SOURCE RECORDS
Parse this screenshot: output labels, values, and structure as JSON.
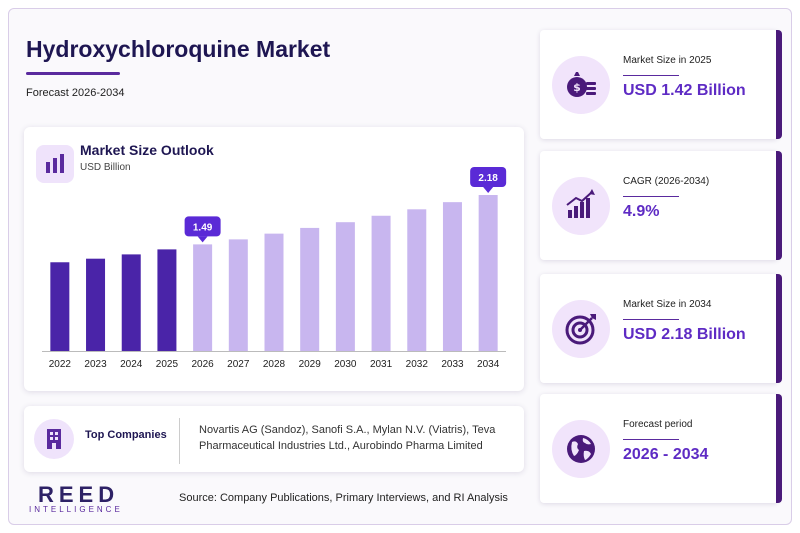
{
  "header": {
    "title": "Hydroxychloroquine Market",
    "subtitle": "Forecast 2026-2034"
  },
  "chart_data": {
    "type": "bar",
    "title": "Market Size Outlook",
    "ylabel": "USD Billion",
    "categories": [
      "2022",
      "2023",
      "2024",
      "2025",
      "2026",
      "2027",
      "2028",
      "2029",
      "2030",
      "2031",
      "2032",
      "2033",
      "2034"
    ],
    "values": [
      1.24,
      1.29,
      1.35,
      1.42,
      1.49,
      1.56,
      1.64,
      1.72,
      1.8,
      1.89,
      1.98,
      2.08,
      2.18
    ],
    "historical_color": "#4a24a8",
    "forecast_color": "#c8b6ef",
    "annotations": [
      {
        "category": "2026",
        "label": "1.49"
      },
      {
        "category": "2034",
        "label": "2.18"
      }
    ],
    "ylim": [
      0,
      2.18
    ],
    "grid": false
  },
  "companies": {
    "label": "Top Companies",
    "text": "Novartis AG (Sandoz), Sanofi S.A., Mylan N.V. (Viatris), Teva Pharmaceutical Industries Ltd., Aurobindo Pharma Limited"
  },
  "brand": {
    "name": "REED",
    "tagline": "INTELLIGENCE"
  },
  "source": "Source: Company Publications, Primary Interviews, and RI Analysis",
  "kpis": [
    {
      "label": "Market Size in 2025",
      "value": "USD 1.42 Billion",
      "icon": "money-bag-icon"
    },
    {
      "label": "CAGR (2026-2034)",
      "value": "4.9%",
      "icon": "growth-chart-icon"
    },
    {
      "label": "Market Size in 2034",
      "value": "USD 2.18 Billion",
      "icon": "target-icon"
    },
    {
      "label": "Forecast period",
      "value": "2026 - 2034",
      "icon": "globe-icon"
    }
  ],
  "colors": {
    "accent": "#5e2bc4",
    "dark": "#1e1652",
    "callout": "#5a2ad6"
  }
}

DIRECTIVE
Among the lines above, count those containing the word "Market" and give nothing but the result.

FULL RESPONSE
4